**Given request:**
Search the material for "BLACK" and show all lines that contain it.

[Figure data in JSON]
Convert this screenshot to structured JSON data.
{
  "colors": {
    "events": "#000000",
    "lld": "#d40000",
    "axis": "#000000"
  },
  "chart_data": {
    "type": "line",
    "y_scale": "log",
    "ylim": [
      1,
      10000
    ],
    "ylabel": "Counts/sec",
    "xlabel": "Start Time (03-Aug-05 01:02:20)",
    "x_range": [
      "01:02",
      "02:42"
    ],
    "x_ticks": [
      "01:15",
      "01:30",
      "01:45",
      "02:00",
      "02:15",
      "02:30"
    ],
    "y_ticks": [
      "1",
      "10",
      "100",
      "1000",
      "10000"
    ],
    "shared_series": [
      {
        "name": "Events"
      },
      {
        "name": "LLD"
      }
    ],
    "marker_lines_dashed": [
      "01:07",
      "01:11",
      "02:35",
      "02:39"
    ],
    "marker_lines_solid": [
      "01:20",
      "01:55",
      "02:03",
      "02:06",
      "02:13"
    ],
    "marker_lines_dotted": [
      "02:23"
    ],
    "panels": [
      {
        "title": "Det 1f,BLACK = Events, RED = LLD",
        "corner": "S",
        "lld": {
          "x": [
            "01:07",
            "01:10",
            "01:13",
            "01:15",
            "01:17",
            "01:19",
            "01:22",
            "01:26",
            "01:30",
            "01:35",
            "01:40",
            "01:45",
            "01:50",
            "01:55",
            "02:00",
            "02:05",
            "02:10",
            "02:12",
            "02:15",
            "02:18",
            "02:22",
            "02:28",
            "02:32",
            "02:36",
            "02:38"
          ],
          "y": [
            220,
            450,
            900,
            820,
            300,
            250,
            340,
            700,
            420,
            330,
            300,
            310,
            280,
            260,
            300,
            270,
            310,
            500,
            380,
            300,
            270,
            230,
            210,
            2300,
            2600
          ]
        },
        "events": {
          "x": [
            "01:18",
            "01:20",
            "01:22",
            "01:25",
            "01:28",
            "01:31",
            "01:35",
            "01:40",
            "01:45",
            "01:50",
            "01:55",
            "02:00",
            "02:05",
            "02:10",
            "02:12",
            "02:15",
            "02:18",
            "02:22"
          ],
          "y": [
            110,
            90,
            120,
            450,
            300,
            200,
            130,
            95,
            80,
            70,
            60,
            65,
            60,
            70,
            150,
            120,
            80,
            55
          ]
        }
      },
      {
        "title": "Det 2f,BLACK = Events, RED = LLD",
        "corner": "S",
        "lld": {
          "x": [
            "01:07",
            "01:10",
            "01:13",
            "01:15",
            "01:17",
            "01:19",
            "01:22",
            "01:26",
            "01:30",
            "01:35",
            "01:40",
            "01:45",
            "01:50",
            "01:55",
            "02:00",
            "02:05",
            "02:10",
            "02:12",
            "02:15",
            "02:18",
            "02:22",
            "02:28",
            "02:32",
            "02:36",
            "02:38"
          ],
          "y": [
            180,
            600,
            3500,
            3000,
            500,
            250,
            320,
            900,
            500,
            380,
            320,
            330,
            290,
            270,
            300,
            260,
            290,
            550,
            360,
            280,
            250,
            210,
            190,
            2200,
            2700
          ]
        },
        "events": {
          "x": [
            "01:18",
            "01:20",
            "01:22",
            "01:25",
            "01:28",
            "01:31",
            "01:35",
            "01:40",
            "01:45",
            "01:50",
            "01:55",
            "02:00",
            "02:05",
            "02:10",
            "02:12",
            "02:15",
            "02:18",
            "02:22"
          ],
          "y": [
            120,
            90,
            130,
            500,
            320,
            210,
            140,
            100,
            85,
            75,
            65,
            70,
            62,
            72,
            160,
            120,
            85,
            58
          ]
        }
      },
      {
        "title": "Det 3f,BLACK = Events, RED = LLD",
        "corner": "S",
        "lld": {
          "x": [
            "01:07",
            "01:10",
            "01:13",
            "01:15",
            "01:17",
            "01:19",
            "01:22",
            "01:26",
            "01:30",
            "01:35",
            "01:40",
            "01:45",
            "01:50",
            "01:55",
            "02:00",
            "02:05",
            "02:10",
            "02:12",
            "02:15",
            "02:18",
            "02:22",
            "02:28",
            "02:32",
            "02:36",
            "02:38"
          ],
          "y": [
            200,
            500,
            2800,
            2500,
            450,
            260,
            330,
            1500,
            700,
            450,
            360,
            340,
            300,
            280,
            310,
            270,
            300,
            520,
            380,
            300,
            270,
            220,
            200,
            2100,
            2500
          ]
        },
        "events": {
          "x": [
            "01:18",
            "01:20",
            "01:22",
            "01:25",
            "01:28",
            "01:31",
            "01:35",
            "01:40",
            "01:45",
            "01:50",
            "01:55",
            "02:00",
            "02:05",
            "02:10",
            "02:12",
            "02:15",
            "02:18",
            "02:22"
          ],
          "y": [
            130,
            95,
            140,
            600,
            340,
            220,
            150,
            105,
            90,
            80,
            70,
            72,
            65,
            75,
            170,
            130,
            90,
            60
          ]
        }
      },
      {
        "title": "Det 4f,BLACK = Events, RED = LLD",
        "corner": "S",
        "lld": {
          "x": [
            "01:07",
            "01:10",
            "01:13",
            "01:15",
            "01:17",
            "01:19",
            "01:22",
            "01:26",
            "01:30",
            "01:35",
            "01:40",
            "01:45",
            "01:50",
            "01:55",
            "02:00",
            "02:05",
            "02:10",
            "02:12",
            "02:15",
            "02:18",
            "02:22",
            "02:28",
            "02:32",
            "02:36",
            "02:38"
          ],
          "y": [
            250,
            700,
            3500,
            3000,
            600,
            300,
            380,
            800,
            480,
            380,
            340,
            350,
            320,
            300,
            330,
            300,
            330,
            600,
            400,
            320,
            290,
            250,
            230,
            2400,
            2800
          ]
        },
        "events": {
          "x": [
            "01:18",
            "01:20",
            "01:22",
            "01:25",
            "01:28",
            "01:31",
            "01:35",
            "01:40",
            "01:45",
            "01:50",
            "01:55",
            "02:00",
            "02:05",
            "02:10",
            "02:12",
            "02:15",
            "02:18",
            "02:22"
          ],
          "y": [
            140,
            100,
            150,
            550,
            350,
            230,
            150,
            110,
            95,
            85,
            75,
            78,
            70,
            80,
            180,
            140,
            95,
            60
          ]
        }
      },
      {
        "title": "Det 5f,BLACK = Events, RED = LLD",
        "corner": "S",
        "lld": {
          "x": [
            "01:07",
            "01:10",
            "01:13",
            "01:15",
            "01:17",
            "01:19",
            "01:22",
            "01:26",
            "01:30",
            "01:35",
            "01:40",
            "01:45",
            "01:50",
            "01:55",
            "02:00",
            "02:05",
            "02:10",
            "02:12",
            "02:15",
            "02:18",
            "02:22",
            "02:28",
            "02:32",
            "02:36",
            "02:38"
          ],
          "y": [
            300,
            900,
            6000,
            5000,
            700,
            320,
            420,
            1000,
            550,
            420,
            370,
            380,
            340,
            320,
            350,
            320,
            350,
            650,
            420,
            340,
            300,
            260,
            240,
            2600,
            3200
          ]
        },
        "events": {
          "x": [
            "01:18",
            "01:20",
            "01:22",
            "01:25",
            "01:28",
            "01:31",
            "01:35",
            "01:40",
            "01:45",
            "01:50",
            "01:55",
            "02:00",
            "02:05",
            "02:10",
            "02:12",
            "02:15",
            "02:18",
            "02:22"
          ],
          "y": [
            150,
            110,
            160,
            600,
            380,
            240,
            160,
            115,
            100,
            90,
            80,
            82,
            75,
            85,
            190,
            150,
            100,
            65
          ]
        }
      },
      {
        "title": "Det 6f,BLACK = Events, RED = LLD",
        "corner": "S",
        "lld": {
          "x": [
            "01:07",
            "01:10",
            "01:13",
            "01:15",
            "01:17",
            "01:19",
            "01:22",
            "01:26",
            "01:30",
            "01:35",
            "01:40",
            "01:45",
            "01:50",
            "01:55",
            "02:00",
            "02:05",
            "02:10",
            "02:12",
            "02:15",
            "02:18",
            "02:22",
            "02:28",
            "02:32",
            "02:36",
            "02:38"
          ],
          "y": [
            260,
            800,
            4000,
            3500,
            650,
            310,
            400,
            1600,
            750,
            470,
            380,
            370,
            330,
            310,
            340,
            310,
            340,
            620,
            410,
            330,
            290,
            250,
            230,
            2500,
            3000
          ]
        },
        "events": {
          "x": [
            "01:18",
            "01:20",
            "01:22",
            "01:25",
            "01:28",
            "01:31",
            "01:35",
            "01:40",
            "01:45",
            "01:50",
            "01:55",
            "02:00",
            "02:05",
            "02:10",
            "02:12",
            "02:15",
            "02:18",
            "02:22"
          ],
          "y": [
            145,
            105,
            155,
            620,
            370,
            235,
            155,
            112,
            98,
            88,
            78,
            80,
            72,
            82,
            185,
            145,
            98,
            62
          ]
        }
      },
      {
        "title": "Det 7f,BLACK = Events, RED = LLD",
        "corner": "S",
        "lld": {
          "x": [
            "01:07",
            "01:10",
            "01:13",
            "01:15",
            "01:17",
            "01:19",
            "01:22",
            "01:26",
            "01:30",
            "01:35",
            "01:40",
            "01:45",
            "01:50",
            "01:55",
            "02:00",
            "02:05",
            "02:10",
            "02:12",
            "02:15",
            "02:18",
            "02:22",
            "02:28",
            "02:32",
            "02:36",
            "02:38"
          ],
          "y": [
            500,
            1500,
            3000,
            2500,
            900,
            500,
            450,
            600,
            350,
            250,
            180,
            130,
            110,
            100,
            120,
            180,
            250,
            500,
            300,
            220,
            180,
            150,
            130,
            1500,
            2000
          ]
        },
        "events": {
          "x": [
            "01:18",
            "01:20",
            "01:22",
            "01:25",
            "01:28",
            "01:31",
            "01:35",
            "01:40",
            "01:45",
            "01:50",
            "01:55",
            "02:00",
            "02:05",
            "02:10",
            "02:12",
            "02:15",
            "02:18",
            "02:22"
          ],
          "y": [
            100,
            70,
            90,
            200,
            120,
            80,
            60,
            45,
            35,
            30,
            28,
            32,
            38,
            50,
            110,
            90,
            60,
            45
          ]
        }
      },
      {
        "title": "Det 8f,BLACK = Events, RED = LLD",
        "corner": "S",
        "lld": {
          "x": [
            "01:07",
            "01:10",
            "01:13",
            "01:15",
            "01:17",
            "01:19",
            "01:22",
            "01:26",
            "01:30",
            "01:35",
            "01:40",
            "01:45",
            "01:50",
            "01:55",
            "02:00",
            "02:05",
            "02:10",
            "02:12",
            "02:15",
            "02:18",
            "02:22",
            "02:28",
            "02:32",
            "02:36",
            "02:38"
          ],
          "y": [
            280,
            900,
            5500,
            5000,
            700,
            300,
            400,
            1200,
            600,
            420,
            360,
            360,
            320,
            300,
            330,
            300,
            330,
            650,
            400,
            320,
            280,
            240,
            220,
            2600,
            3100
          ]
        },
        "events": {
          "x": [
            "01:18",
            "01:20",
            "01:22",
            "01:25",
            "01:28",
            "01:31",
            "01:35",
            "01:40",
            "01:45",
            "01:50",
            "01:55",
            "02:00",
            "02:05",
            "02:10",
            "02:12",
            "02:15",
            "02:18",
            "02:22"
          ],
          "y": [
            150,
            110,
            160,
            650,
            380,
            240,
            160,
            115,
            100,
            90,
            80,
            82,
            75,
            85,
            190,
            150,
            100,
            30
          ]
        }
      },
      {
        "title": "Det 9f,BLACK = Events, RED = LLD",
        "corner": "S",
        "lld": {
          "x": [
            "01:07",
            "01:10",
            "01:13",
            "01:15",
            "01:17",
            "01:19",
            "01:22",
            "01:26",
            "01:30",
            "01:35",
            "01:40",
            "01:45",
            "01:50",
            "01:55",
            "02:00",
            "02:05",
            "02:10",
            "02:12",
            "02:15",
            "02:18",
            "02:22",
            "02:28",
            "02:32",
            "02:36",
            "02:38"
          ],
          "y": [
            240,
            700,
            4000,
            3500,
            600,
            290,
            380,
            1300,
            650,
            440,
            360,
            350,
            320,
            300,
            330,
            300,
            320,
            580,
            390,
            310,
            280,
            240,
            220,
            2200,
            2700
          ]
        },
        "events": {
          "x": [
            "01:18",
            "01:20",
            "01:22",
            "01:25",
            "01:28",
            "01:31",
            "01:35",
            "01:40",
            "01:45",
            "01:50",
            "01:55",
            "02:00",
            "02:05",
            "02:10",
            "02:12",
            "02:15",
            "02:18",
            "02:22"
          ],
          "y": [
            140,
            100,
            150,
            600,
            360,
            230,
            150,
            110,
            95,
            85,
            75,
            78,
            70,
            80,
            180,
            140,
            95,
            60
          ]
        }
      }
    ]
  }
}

**Solution to the exercise:**
        "title": "Det 1f,BLACK = Events, RED = LLD",
        "title": "Det 2f,BLACK = Events, RED = LLD",
        "title": "Det 3f,BLACK = Events, RED = LLD",
        "title": "Det 4f,BLACK = Events, RED = LLD",
        "title": "Det 5f,BLACK = Events, RED = LLD",
        "title": "Det 6f,BLACK = Events, RED = LLD",
        "title": "Det 7f,BLACK = Events, RED = LLD",
        "title": "Det 8f,BLACK = Events, RED = LLD",
        "title": "Det 9f,BLACK = Events, RED = LLD",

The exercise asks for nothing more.